**Records supplied**
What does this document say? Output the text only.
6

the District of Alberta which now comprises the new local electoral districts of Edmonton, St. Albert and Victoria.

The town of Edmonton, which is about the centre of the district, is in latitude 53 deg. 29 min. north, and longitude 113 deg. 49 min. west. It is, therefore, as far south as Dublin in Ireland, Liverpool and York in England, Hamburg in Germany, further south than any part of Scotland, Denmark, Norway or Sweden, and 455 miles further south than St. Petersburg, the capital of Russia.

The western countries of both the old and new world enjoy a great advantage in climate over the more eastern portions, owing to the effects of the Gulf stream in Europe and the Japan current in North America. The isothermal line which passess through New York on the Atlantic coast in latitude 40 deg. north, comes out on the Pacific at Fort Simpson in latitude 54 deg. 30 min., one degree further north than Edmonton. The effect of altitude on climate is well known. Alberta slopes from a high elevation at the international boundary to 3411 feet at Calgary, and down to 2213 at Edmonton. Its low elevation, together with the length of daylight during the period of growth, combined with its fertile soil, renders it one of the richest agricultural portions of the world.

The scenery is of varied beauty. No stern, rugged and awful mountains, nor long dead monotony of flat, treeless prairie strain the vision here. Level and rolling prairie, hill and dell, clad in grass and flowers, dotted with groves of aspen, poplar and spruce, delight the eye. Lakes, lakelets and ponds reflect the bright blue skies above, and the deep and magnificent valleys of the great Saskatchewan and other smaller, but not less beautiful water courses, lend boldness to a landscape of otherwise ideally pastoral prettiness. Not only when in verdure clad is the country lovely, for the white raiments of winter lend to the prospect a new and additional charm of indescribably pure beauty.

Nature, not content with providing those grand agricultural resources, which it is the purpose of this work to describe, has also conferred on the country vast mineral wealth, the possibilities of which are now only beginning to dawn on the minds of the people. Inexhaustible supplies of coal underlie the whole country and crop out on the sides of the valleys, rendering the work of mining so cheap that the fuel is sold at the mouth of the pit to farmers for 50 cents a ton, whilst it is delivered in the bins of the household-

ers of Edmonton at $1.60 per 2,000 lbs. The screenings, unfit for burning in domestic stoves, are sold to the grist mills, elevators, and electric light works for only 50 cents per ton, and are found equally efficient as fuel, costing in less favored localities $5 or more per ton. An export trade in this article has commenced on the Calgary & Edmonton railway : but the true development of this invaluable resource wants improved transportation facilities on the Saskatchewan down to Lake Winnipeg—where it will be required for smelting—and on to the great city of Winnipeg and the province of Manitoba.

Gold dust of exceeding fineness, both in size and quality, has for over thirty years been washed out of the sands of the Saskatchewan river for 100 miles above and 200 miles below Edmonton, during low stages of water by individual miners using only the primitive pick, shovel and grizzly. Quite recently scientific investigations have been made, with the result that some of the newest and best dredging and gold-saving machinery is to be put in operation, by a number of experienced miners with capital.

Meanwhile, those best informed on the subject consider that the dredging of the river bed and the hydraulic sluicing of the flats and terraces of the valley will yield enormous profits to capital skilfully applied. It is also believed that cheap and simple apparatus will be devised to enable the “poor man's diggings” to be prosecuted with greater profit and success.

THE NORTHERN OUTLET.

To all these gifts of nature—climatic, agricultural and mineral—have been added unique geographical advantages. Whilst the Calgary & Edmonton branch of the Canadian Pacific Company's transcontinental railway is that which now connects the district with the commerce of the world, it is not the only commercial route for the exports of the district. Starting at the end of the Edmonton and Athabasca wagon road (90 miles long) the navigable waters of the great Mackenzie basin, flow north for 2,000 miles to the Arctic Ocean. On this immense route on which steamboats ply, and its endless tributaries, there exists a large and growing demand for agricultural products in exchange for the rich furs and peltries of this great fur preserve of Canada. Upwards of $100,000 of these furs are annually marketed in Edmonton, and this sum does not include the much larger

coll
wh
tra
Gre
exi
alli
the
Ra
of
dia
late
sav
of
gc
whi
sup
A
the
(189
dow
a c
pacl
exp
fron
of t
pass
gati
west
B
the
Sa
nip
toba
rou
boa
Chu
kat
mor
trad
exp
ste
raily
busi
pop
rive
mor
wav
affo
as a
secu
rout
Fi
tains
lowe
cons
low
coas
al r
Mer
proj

**The request**
Output every record above exactly as it appears.

**Correct result**
What does this document say? Output the text only.
6

the District of Alberta which now comprises the new local electoral districts of Edmonton, St. Albert and Victoria.

The town of Edmonton, which is about the centre of the district, is in latitude 53 deg. 29 min. north, and longitude 113 deg. 49 min. west. It is, therefore, as far south as Dublin in Ireland, Liverpool and York in England, Hamburg in Germany, further south than any part of Scotland, Denmark, Norway or Sweden, and 455 miles further south than St. Petersburg, the capital of Russia.

The western countries of both the old and new world enjoy a great advantage in climate over the more eastern portions, owing to the effects of the Gulf stream in Europe and the Japan current in North America. The isothermal line which passess through New York on the Atlantic coast in latitude 40 deg. north, comes out on the Pacific at Fort Simpson in latitude 54 deg. 30 min., one degree further north than Edmonton. The effect of altitude on climate is well known. Alberta slopes from a high elevation at the international boundary to 3411 feet at Calgary, and down to 2213 at Edmonton. Its low elevation, together with the length of daylight during the period of growth, combined with its fertile soil, renders it one of the richest agricultural portions of the world.

The scenery is of varied beauty. No stern, rugged and awful mountains, nor long dead monotony of flat, treeless prairie strain the vision here. Level and rolling prairie, hill and dell, clad in grass and flowers, dotted with groves of aspen, poplar and spruce, delight the eye. Lakes, lakelets and ponds reflect the bright blue skies above, and the deep and magnificent valleys of the great Saskatchewan and other smaller, but not less beautiful water courses, lend boldness to a landscape of otherwise ideally pastoral prettiness. Not only when in verdure clad is the country lovely, for the white raiments of winter lend to the prospect a new and additional charm of indescribably pure beauty.

Nature, not content with providing those grand agricultural resources, which it is the purpose of this work to describe, has also conferred on the country vast mineral wealth, the possibilities of which are now only beginning to dawn on the minds of the people. Inexhaustible supplies of coal underlie the whole country and crop out on the sides of the valleys, rendering the work of mining so cheap that the fuel is sold at the mouth of the pit to farmers for 50 cents a ton, whilst it is delivered in the bins of the household-

ers of Edmonton at $1.60 per 2,000 lbs. The screenings, unfit for burning in domestic stoves, are sold to the grist mills, elevators, and electric light works for only 50 cents per ton, and are found equally efficient as fuel, costing in less favored localities $5 or more per ton. An export trade in this article has commenced on the Calgary & Edmonton railway : but the true development of this invaluable resource wants improved transportation facilities on the Saskatchewan down to Lake Winnipeg—where it will be required for smelting—and on to the great city of Winnipeg and the province of Manitoba.

Gold dust of exceeding fineness, both in size and quality, has for over thirty years been washed out of the sands of the Saskatchewan river for 100 miles above and 200 miles below Edmonton, during low stages of water by individual miners using only the primitive pick, shovel and grizzly. Quite recently scientific investigations have been made, with the result that some of the newest and best dredging and gold-saving machinery is to be put in operation, by a number of experienced miners with capital.

Meanwhile, those best informed on the subject consider that the dredging of the river bed and the hydraulic sluicing of the flats and terraces of the valley will yield enormous profits to capital skilfully applied. It is also believed that cheap and simple apparatus will be devised to enable the “poor man's diggings” to be prosecuted with greater profit and success.

THE NORTHERN OUTLET.

To all these gifts of nature—climatic, agricultural and mineral—have been added unique geographical advantages. Whilst the Calgary & Edmonton branch of the Canadian Pacific Company's transcontinental railway is that which now connects the district with the commerce of the world, it is not the only commercial route for the exports of the district. Starting at the end of the Edmonton and Athabasca wagon road (90 miles long) the navigable waters of the great Mackenzie basin, flow north for 2,000 miles to the Arctic Ocean. On this immense route on which steamboats ply, and its endless tributaries, there exists a large and growing demand for agricultural products in exchange for the rich furs and peltries of this great fur preserve of Canada. Upwards of $100,000 of these furs are annually marketed in Edmonton, and this sum does not include the much larger

coll
wh
tra
Gre
exi
alli
the
Ra
of
dia
late
sav
of
gc
whi
sup
A
the
(189
dow
a c
pacl
exp
fron
of t
pass
gati
west
B
the
Sa
nip
toba
rou
boa
Chu
kat
mor
trad
exp
ste
raily
busi
pop
rive
mor
wav
affo
as a
secu
rout
Fi
tains
lowe
cons
low
coas
al r
Mer
proj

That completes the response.